[Opening RECORDS SUPPLIED section]

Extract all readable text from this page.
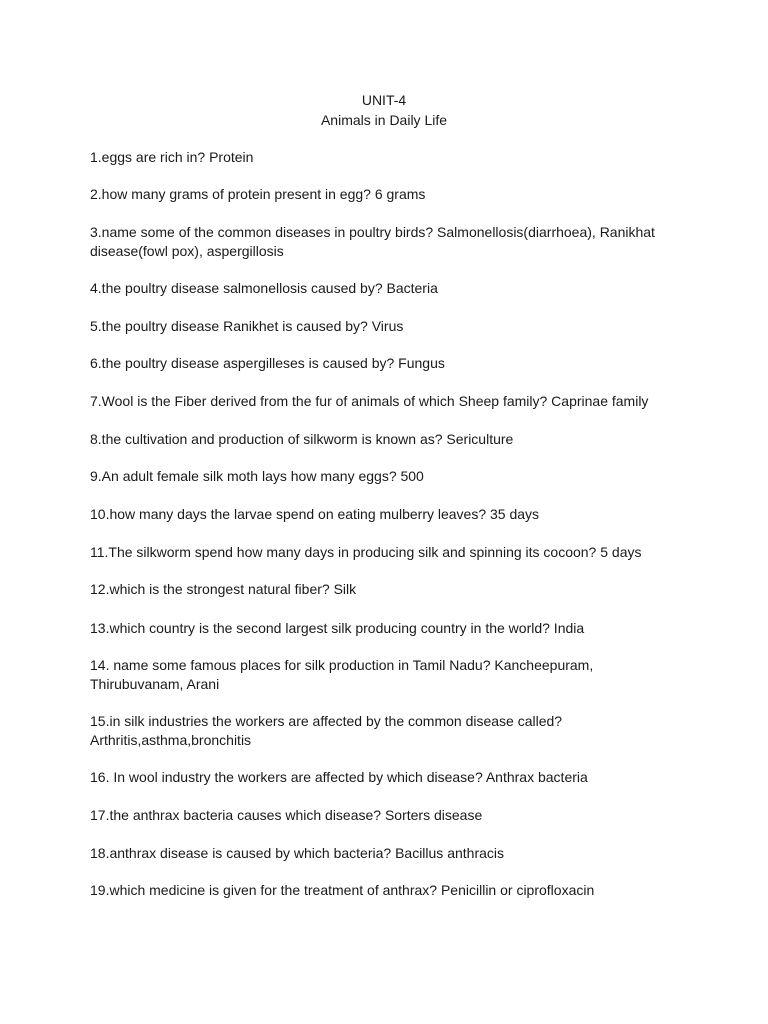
UNIT-4
Animals in Daily Life
1.eggs are rich in? Protein
2.how many grams of protein present in egg? 6 grams
3.name some of the common diseases in poultry birds? Salmonellosis(diarrhoea), Ranikhat disease(fowl pox), aspergillosis
4.the poultry disease salmonellosis caused by? Bacteria
5.the poultry disease Ranikhet is caused by? Virus
6.the poultry disease aspergilleses is caused by? Fungus
7.Wool is the Fiber derived from the fur of animals of which Sheep family? Caprinae family
8.the cultivation and production of silkworm is known as? Sericulture
9.An adult female silk moth lays how many eggs? 500
10.how many days the larvae spend on eating mulberry leaves? 35 days
11.The silkworm spend how many days in producing silk and spinning its cocoon? 5 days
12.which is the strongest natural fiber? Silk
13.which country is the second largest silk producing country in the world? India
14. name some famous places for silk production in Tamil Nadu? Kancheepuram, Thirubuvanam, Arani
15.in silk industries the workers are affected by the common disease called? Arthritis,asthma,bronchitis
16. In wool industry the workers are affected by which disease? Anthrax bacteria
17.the anthrax bacteria causes which disease? Sorters disease
18.anthrax disease is caused by which bacteria? Bacillus anthracis
19.which medicine is given for the treatment of anthrax? Penicillin or ciprofloxacin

[Closing RECORDS SUPPLIED section]

### REQUIRED WORK
Images are to be omitted; repeat the remaining data above exactly.

### ANSWER SPACE
Extract all readable text from this page.
UNIT-4
Animals in Daily Life
1.eggs are rich in? Protein
2.how many grams of protein present in egg? 6 grams
3.name some of the common diseases in poultry birds? Salmonellosis(diarrhoea), Ranikhat disease(fowl pox), aspergillosis
4.the poultry disease salmonellosis caused by? Bacteria
5.the poultry disease Ranikhet is caused by? Virus
6.the poultry disease aspergilleses is caused by? Fungus
7.Wool is the Fiber derived from the fur of animals of which Sheep family? Caprinae family
8.the cultivation and production of silkworm is known as? Sericulture
9.An adult female silk moth lays how many eggs? 500
10.how many days the larvae spend on eating mulberry leaves? 35 days
11.The silkworm spend how many days in producing silk and spinning its cocoon? 5 days
12.which is the strongest natural fiber? Silk
13.which country is the second largest silk producing country in the world? India
14. name some famous places for silk production in Tamil Nadu? Kancheepuram, Thirubuvanam, Arani
15.in silk industries the workers are affected by the common disease called? Arthritis,asthma,bronchitis
16. In wool industry the workers are affected by which disease? Anthrax bacteria
17.the anthrax bacteria causes which disease? Sorters disease
18.anthrax disease is caused by which bacteria? Bacillus anthracis
19.which medicine is given for the treatment of anthrax? Penicillin or ciprofloxacin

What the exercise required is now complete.